### SOURCE EXCERPT ###

Safety Leadership

How to Run a Weekly Leadership Risk Review in 30 Minutes

A practical 30-minute weekly leadership risk review for plant managers and EHS leaders who need decisions, evidence, and clear next proof.

By 8 min read
leadership scene showing how to run a weekly leadership risk review in 30 minutes — How to Run a Weekly Leadership Risk Revie

Key takeaways

  1. 01A weekly leadership risk review works only when the meeting is built around evidence, ownership, and the next decision.
  2. 02Limit the agenda to the five most material risks so the team can review exposure deeply enough to act.
  3. 03Bring field evidence into the room, because dashboards alone cannot prove that a critical control still exists.
  4. 04Each risk line should end with one decision, one owner, one deadline, and one next proof.
  5. 05Repeat issues after four weeks usually point to a control gap, an authority gap, or a pressure problem that needs redesign.

A weekly leadership risk review is not a reporting ritual. It is the short meeting where plant leaders decide whether the current control picture still deserves trust, whether a weak signal needs escalation, and whether the operation should slow down before the next shift normalizes the problem.

In Make The Difference: Be a Leader in Health & Safety, Andreza Araujo treats safety leadership as repeated decisions under pressure, not as a communication style. Across 25+ years in multinational EHS and more than 250 cultural transformation projects, she has seen the same pattern: the sites that improve fastest are the ones where leaders review risk before the incident forces the conversation.

The thesis of this guide is narrow on purpose. A weekly leadership risk review works when it is built around evidence, ownership, and next decisions. It fails when leaders use the meeting to admire dashboards, defend delays, or postpone the hard call until next month.

For teams that already use a safety decision log or risk trigger thresholds, this routine becomes even stronger because the meeting has a place to record and escalate what the review uncovers.

What you need before starting

Bring four things to the meeting. Bring the last decision log, the current top risks, field evidence from the work itself, and one leader who can move resources or stop exposure. If the room does not have those inputs, the meeting should not pretend to be a risk review. It is only a status chat.

The agenda should stay small enough to fit on one page. If the review needs a deck, a subdeck, and a backup deck, the meeting is already trying to cover too much. Andreza Araujo's work in Safety Culture: From Theory to Practice keeps returning to the same point: culture shows up in repeated decisions, so the meeting has to expose the decisions that matter.

  • Last week's decisions and overdue actions.
  • The five most material risks or weak signals.
  • Current field evidence, not only email updates.
  • One person who can commit the area to action.

###

WHAT IS ASKED →
1. Mark each statement yes or no according to the risk review guide, and quote the exact words from the guide that decide it. (a) The agenda should cover the ten most material risks. (b) The meeting needs one leader who can move resources or stop exposure. (c) Andreza Araujo has worked on more than 250 cultural transformation projects.
2. What should each risk line end with, according to the risk review guide?
3. Write the next part of the risk review guide, starting after its last bullet point.
The rows come from a separate source, unrelated to the risk review guide.

### RECORDS SUPPLIED ###

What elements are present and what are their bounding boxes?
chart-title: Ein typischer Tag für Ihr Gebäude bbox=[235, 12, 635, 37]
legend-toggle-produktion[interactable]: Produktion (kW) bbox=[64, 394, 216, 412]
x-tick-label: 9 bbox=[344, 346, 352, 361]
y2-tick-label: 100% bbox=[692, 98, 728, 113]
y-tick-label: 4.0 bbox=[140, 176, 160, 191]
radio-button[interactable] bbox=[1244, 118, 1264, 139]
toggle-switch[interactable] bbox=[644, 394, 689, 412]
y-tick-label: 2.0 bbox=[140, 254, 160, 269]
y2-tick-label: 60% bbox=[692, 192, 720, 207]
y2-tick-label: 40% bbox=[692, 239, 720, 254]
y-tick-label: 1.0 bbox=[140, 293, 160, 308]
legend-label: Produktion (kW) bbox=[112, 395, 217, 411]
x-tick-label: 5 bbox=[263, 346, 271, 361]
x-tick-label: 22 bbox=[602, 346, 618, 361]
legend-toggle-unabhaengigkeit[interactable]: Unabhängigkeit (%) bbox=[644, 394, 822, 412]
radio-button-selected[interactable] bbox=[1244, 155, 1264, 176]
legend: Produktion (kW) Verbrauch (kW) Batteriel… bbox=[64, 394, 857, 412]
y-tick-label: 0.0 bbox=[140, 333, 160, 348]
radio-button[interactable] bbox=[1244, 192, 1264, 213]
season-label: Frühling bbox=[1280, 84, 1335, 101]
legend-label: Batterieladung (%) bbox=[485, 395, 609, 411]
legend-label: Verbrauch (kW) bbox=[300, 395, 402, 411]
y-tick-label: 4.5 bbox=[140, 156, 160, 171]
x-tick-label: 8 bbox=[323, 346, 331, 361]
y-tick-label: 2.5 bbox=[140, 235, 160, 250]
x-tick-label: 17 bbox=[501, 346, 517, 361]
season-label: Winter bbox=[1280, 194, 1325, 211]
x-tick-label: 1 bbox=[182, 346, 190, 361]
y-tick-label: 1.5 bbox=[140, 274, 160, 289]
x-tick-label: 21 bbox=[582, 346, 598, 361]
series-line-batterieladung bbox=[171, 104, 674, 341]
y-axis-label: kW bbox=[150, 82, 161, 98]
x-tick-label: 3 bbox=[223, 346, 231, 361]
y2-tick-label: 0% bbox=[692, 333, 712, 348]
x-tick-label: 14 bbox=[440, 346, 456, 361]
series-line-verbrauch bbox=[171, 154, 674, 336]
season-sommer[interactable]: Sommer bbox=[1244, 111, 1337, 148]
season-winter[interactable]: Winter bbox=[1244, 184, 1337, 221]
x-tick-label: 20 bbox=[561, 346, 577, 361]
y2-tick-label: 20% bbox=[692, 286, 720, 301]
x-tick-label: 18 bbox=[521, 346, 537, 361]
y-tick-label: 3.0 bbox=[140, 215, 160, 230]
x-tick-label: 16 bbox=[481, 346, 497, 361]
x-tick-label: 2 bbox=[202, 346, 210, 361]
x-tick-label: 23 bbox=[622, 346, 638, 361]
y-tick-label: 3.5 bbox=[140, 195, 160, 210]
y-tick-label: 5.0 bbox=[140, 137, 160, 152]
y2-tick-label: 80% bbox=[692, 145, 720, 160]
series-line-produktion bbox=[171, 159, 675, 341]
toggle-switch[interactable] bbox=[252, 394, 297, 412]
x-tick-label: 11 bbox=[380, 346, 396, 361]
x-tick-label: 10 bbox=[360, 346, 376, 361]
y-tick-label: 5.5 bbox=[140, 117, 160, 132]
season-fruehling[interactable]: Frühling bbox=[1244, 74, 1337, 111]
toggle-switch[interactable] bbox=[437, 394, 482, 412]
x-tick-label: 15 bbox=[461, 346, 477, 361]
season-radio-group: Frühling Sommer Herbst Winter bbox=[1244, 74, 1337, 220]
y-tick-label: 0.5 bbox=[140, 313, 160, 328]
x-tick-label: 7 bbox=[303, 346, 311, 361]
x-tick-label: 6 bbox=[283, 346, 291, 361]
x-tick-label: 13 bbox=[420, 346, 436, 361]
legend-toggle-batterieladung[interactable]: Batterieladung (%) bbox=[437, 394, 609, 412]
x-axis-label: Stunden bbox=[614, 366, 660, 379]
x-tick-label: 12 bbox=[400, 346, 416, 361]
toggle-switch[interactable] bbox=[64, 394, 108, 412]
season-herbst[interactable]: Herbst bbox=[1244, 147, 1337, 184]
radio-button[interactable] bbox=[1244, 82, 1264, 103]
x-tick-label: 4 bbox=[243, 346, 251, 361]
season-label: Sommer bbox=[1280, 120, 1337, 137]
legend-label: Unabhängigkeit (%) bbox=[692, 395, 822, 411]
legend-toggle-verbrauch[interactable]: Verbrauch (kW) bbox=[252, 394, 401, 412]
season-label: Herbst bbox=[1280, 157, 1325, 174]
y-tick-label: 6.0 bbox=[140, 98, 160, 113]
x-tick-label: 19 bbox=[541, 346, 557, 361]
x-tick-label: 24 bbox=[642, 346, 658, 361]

###

OUTPUTS BY TASK →
1.
(a) No: "Limit the agenda to the five most material risks"
(b) Yes: "one leader who can move resources or stop exposure"
(c) Yes: "more than 250 cultural transformation projects"

2. One decision, one owner, one deadline, and one next proof.

3.
Step 1: Fix the time and the chair

Set the review in the same weekly slot and keep it there. A risk review that moves every week teaches the organization that the meeting is optional, and optional meetings do not change behavior. The chair should be the person who can make a decision move, not the person who only knows how to collect notes.

For a plant manager, that usually means chairing the meeting or naming a deputy with direct authority. For an EHS lead, it means bringing the evidence, challenging weak logic, and making escalation clear. For a maintenance or operations leader, it means showing up with the ability to change sequence, staffing, or timing when the review reveals a real gap.

The verification test is simple. If the chair cannot approve a resource, escalate a control failure, or stop a risky job, the meeting is already underpowered.

Step 2: Limit the agenda to five risks

Do not open the meeting with a full department report. Choose the five risks that are most severe, most active, most changed, or most likely to surprise the operation in the next seven days. That usually includes critical controls that are weakening, temporary deviations, repeat weak signals, contractor interfaces, and overdue actions with real exposure behind them.

The purpose is not to make the list feel complete. The purpose is to make the list actionable. A leadership team that tries to review twelve topics in thirty minutes will end up reviewing none of them deeply enough to matter. Smaller scope creates sharper judgment.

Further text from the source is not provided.